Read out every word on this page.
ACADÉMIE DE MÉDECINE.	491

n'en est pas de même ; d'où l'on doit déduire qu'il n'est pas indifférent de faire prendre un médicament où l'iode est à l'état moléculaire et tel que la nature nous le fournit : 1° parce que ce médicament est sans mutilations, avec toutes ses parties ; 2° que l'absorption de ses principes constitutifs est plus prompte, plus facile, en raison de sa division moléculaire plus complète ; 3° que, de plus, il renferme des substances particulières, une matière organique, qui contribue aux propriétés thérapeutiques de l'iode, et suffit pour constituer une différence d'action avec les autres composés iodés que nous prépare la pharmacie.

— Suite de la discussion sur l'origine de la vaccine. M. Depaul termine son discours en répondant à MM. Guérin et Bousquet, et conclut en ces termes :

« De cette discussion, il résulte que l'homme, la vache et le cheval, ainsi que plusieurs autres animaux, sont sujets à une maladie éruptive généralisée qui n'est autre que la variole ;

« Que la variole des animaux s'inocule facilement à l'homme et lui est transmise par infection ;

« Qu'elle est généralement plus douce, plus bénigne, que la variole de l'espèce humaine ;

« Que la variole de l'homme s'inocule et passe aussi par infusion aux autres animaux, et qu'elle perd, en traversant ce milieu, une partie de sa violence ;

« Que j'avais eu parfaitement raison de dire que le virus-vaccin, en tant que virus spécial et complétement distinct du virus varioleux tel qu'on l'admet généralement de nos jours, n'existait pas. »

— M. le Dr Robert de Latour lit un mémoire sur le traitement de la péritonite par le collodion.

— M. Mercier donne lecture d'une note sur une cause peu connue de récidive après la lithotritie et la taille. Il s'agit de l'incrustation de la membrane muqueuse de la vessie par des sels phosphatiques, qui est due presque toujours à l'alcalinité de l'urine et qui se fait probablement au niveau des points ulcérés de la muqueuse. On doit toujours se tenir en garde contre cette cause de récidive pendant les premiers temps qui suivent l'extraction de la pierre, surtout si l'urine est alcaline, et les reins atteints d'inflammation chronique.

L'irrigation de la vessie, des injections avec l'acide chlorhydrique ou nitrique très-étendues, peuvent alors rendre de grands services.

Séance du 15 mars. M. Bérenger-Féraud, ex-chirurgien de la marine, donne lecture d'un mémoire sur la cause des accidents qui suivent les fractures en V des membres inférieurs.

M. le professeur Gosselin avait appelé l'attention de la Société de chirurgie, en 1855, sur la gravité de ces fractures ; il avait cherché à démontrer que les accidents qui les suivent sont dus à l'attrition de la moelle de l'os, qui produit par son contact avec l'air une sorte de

-*-

Only one number is needed: please count the lines of the entries above in which the string "lecture" occurs.

EXERCISE RESPONSE =
2